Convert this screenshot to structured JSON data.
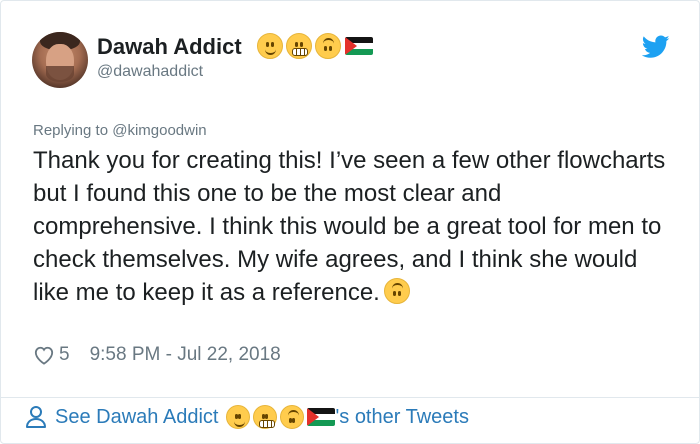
{
  "tweet": {
    "author": {
      "display_name": "Dawah Addict",
      "handle": "@dawahaddict",
      "name_emojis": [
        "slightly-smiling-face",
        "grimacing-face",
        "upside-down-face",
        "palestine-flag"
      ]
    },
    "reply_to": "Replying to @kimgoodwin",
    "text": "Thank you for creating this! I’ve seen a few other flowcharts but I found this one to be the most clear and comprehensive. I think this would be a great tool for men to check themselves. My wife agrees, and I think she would like me to keep it as a reference.",
    "text_trailing_emoji": "upside-down-face",
    "likes": "5",
    "timestamp": "9:58 PM - Jul 22, 2018"
  },
  "footer": {
    "prefix": "See Dawah Addict",
    "suffix": "'s other Tweets"
  },
  "colors": {
    "link": "#2b7bb9",
    "muted": "#697882",
    "text": "#1c2022",
    "border": "#e1e8ed",
    "twitter_blue": "#1da1f2"
  }
}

━━━

[BRIEF] Any pictures should be dropped; transcribe the rest of the records above exactly.

[SOLUTION]
Convert this screenshot to structured JSON data.
{
  "tweet": {
    "author": {
      "display_name": "Dawah Addict",
      "handle": "@dawahaddict",
      "name_emojis": [
        "slightly-smiling-face",
        "grimacing-face",
        "upside-down-face",
        "palestine-flag"
      ]
    },
    "reply_to": "Replying to @kimgoodwin",
    "text": "Thank you for creating this! I’ve seen a few other flowcharts but I found this one to be the most clear and comprehensive. I think this would be a great tool for men to check themselves. My wife agrees, and I think she would like me to keep it as a reference.",
    "text_trailing_emoji": "upside-down-face",
    "likes": "5",
    "timestamp": "9:58 PM - Jul 22, 2018"
  },
  "footer": {
    "prefix": "See Dawah Addict",
    "suffix": "'s other Tweets"
  },
  "colors": {
    "link": "#2b7bb9",
    "muted": "#697882",
    "text": "#1c2022",
    "border": "#e1e8ed",
    "twitter_blue": "#1da1f2"
  }
}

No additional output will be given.